→ Exercise: Identify each line in the records below that contains the word "treated", and copy it.

───

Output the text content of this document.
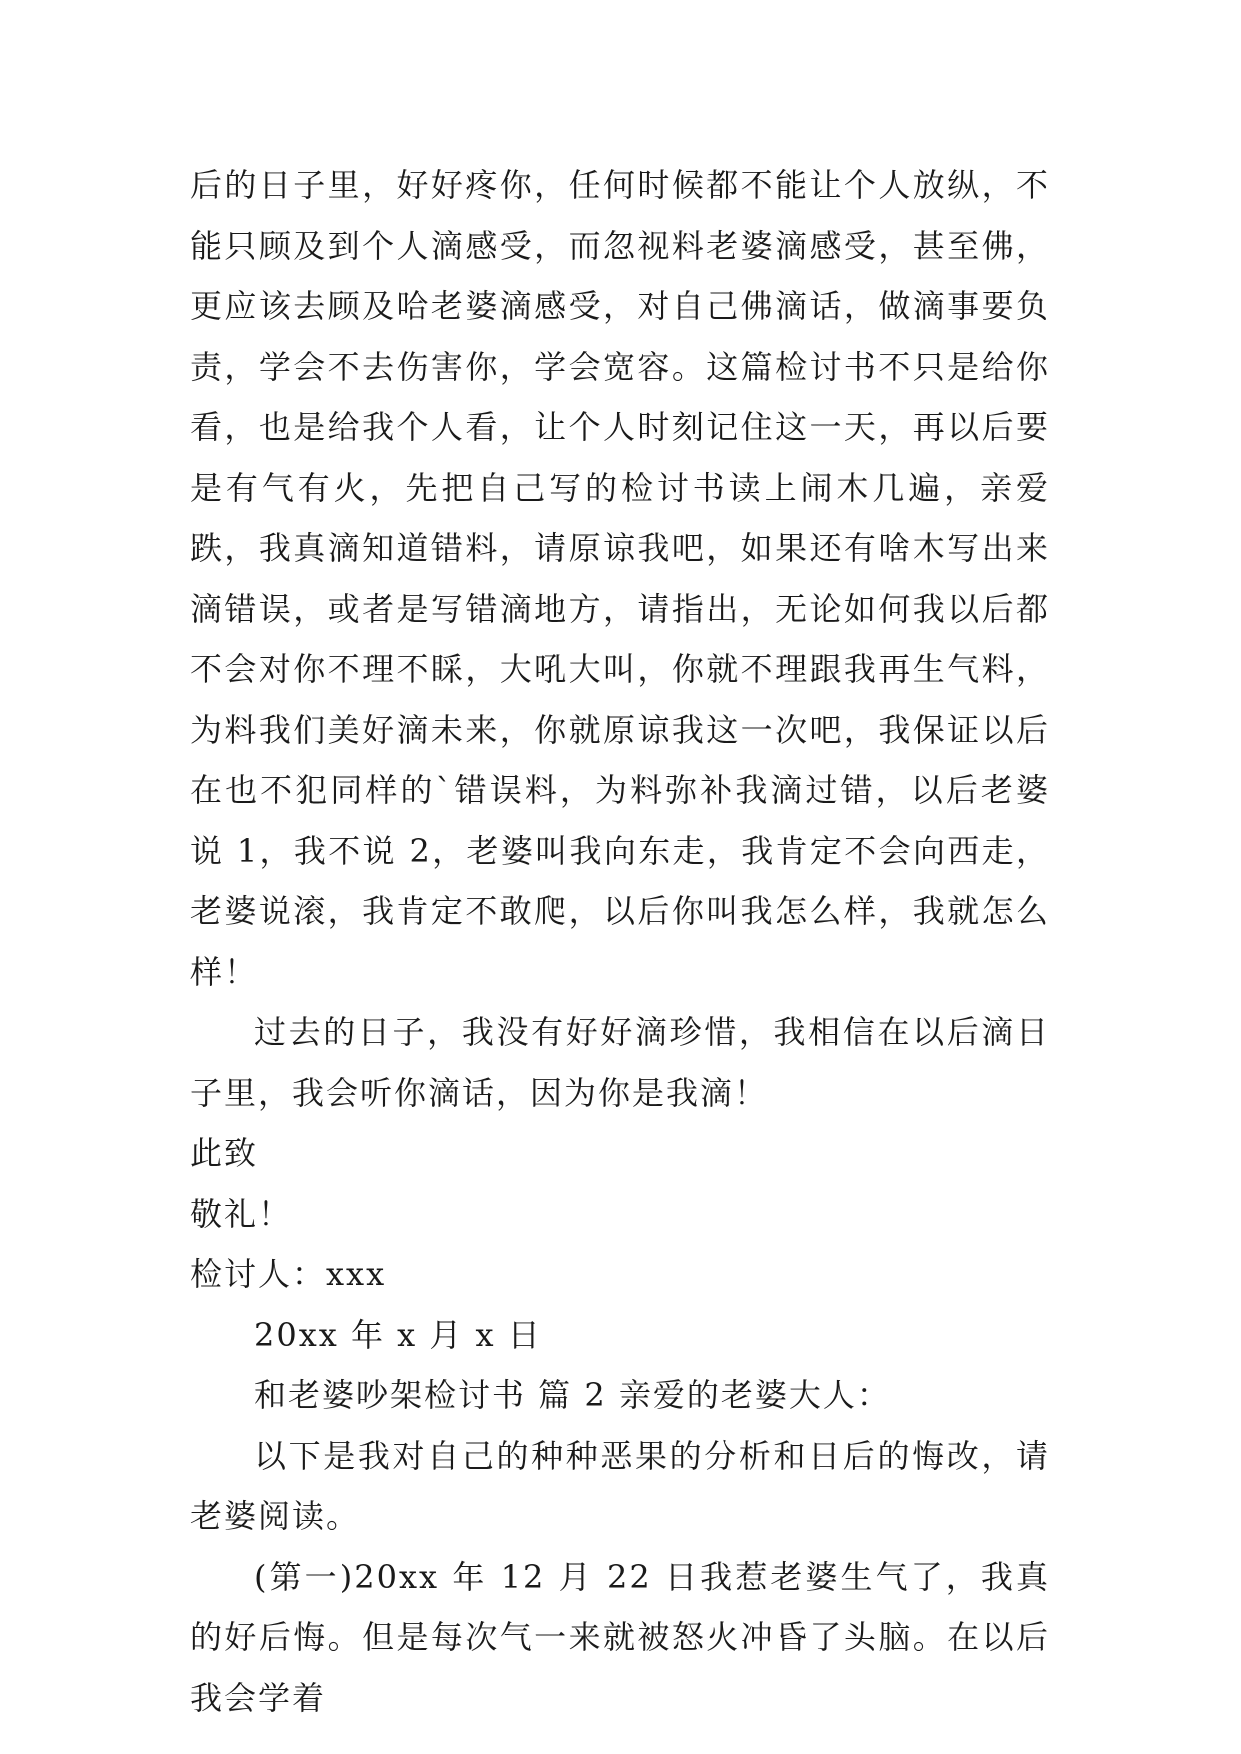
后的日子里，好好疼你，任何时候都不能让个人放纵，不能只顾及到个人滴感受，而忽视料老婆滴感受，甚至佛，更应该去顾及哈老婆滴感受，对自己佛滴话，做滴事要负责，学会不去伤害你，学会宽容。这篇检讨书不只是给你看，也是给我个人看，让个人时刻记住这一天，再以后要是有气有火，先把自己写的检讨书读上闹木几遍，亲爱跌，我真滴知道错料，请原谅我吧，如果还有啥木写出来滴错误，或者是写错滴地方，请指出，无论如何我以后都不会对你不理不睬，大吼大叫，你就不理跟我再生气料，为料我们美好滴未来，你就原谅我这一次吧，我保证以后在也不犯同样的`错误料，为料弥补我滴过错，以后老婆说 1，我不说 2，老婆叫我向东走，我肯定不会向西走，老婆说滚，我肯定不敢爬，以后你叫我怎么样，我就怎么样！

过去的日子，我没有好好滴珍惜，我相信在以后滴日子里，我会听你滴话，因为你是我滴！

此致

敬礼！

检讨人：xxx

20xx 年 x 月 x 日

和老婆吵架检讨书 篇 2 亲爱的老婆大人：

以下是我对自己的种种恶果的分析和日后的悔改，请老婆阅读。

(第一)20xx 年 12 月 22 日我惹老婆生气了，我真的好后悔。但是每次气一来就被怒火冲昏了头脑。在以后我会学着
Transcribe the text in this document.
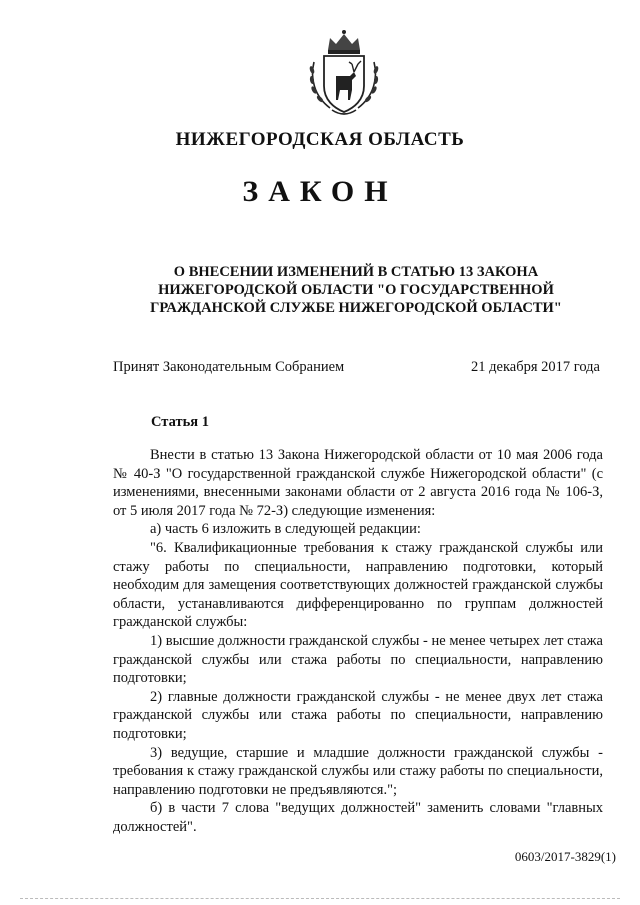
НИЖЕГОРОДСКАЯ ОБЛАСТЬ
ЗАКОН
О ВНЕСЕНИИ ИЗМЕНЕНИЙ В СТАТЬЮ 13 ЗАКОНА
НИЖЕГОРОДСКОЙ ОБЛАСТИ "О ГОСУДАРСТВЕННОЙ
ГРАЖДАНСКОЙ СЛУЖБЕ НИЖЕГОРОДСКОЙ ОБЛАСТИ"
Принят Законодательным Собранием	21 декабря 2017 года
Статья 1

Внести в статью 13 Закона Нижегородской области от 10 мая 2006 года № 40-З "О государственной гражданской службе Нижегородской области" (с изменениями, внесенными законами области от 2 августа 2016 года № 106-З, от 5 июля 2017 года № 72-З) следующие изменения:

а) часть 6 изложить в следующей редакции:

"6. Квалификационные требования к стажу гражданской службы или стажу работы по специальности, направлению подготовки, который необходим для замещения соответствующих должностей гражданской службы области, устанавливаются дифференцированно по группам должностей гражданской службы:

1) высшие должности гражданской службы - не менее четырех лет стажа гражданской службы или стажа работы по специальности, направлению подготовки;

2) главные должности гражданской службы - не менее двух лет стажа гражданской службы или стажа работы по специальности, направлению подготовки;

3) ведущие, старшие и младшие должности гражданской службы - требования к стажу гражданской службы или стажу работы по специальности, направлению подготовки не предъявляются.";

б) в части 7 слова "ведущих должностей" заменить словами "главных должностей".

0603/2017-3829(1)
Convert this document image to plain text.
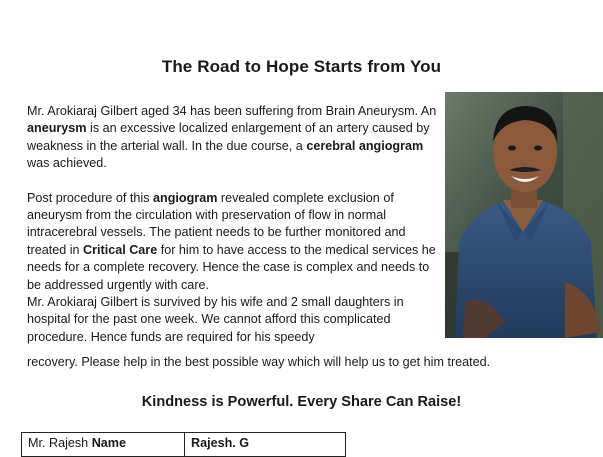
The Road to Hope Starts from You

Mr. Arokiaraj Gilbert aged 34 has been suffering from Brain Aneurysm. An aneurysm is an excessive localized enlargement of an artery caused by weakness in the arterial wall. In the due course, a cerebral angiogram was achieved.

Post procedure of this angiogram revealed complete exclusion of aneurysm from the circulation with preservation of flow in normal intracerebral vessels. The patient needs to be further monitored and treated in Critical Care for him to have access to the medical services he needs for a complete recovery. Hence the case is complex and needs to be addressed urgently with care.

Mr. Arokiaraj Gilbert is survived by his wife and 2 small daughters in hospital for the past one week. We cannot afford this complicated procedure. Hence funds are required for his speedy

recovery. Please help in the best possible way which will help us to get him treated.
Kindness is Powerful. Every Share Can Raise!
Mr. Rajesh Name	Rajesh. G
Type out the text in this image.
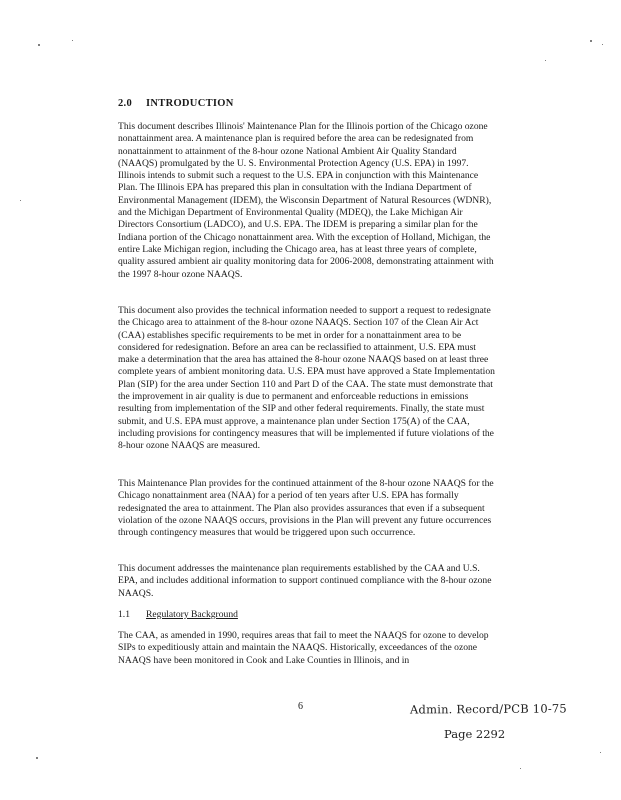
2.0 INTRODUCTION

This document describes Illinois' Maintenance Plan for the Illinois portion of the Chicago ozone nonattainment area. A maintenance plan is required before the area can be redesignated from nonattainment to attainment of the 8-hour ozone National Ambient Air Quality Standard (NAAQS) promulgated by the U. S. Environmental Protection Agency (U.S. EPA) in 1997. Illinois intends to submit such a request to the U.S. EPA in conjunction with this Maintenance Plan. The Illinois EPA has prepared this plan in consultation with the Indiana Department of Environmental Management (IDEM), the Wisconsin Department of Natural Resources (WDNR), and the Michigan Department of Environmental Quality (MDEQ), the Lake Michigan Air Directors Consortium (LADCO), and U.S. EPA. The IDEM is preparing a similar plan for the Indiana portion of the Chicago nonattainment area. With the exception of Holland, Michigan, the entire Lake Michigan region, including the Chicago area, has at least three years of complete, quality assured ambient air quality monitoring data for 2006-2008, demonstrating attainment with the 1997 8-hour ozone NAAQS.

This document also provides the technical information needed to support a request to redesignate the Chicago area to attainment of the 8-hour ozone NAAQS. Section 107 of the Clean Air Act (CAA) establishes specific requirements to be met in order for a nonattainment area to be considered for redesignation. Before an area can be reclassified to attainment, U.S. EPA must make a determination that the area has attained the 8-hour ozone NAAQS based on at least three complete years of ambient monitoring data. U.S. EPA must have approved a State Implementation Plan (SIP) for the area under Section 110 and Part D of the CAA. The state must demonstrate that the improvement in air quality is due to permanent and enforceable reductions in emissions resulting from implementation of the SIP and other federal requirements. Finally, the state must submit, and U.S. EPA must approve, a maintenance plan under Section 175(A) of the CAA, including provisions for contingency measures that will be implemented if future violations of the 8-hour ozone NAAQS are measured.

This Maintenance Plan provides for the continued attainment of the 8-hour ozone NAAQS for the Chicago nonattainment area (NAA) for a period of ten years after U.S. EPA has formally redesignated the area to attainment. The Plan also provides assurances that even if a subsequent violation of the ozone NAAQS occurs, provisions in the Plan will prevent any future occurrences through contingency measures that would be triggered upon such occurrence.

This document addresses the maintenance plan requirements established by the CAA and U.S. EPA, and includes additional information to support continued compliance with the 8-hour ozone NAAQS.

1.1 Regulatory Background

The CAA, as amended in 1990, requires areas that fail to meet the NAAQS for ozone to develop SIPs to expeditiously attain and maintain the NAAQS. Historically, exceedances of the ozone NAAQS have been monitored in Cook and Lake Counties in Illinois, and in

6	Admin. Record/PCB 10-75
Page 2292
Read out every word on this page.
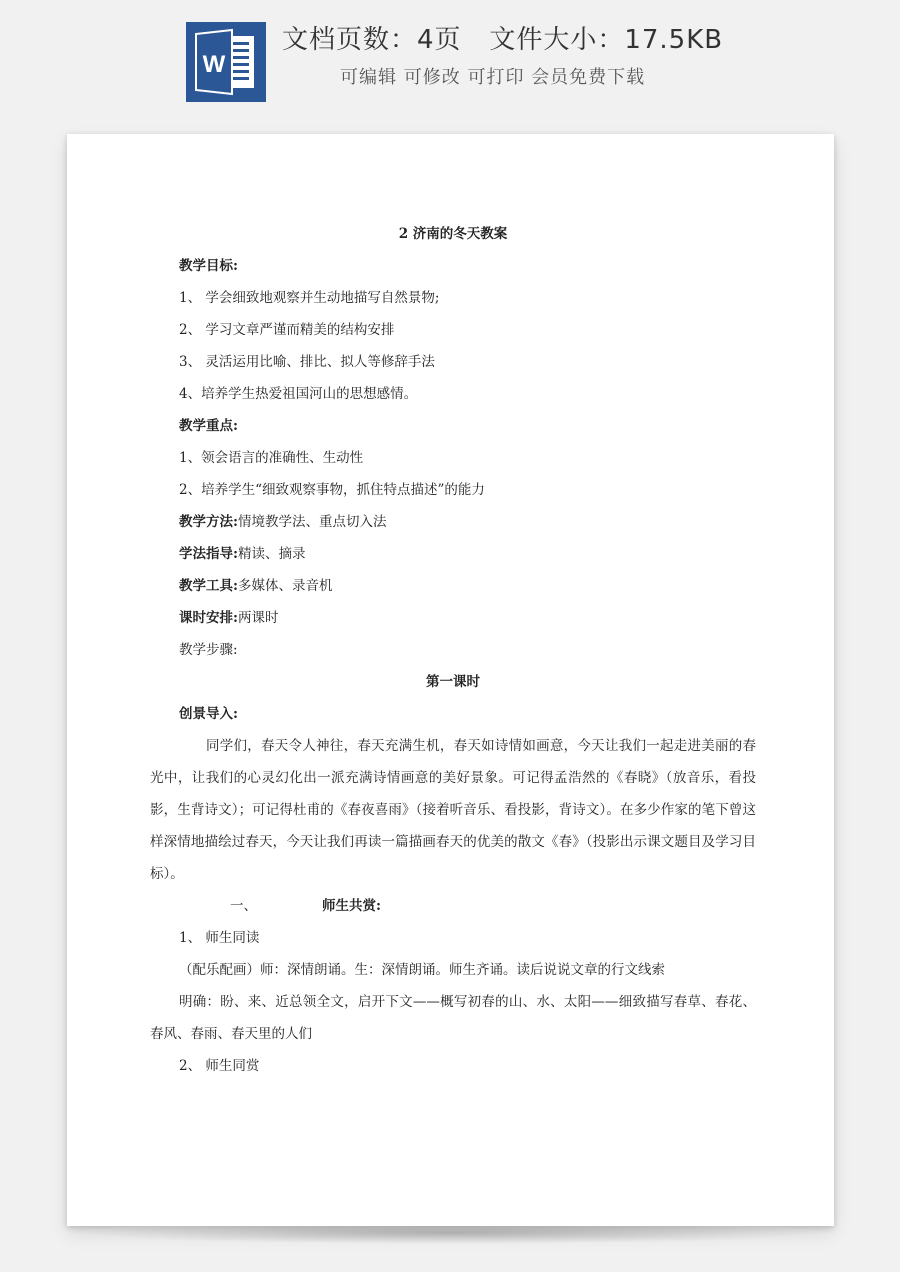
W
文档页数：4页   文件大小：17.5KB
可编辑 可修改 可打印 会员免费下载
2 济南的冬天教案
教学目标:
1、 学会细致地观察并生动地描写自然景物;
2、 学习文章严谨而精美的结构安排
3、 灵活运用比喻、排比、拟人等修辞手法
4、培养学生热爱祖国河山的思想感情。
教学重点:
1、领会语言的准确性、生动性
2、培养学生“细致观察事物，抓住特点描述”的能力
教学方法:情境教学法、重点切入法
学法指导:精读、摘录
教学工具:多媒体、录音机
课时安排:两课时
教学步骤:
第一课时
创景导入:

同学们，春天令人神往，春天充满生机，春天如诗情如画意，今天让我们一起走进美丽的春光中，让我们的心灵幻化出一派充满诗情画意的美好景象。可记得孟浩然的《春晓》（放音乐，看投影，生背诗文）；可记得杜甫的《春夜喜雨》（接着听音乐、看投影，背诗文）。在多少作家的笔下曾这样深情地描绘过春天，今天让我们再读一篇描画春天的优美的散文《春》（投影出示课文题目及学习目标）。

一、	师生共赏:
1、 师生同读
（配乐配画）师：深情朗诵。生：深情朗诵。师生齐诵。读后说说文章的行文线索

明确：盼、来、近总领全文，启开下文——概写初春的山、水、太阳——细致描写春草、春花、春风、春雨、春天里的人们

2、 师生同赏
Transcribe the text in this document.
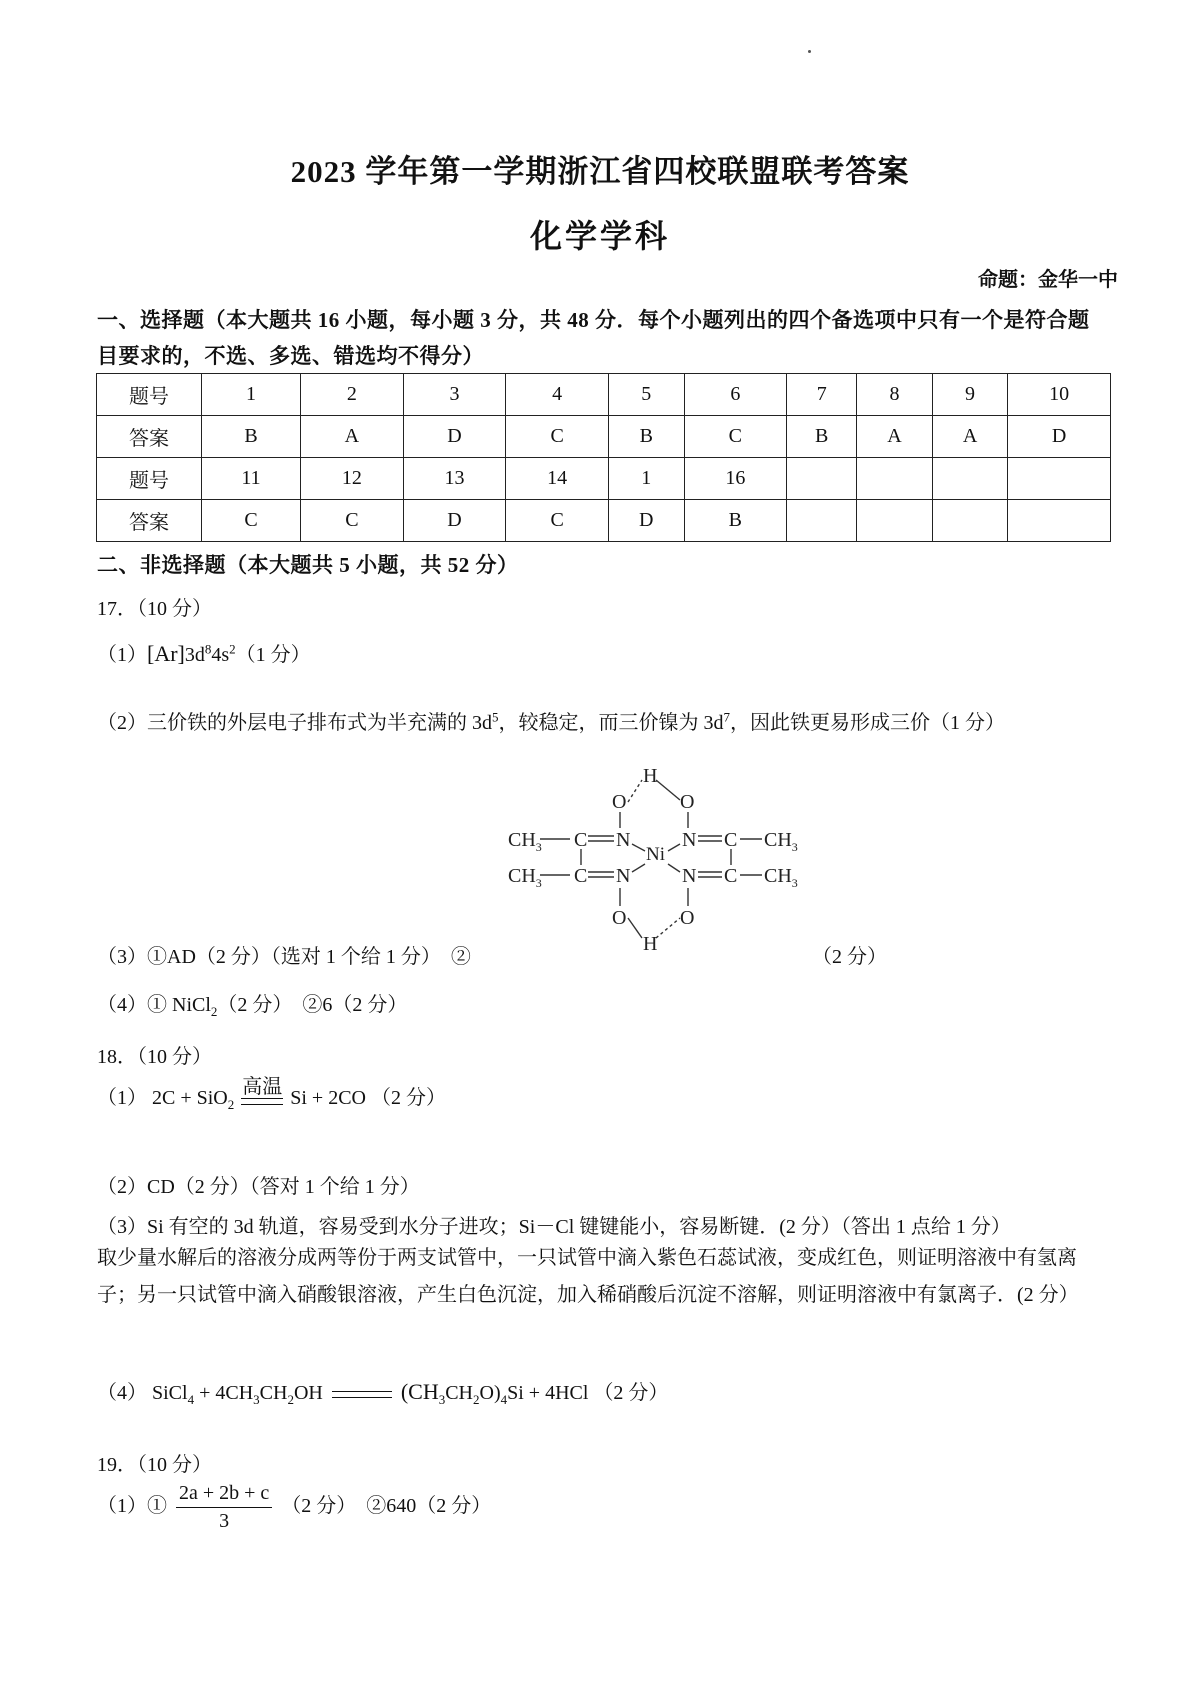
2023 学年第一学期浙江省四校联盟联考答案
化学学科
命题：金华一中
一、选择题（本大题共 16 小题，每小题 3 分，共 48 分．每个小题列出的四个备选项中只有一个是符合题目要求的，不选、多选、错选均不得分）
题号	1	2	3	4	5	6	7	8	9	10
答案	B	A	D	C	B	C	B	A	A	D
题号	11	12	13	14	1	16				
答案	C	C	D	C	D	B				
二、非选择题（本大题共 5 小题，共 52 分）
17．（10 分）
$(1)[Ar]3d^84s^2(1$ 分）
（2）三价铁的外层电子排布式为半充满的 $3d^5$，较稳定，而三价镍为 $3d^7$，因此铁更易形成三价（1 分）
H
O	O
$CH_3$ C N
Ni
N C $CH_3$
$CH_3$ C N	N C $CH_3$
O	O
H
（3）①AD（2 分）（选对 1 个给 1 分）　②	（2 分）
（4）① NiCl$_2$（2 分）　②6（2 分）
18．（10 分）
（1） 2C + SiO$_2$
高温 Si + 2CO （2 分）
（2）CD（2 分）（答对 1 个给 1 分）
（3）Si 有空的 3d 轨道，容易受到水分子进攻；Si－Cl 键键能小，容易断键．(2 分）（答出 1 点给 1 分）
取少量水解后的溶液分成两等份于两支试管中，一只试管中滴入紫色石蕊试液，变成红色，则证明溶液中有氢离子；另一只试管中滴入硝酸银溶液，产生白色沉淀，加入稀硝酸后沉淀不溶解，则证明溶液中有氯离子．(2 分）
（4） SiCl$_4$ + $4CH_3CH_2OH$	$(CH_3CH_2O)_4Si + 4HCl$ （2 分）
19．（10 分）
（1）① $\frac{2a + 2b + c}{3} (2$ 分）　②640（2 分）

───

→ Result for this task:
Post procedure of this angiogram revealed complete exclusion of aneurysm from the circulation with preservation of flow in normal intracerebral vessels. The patient needs to be further monitored and treated in Critical Care for him to have access to the medical services he needs for a complete recovery. Hence the case is complex and needs to be addressed urgently with care.
recovery. Please help in the best possible way which will help us to get him treated.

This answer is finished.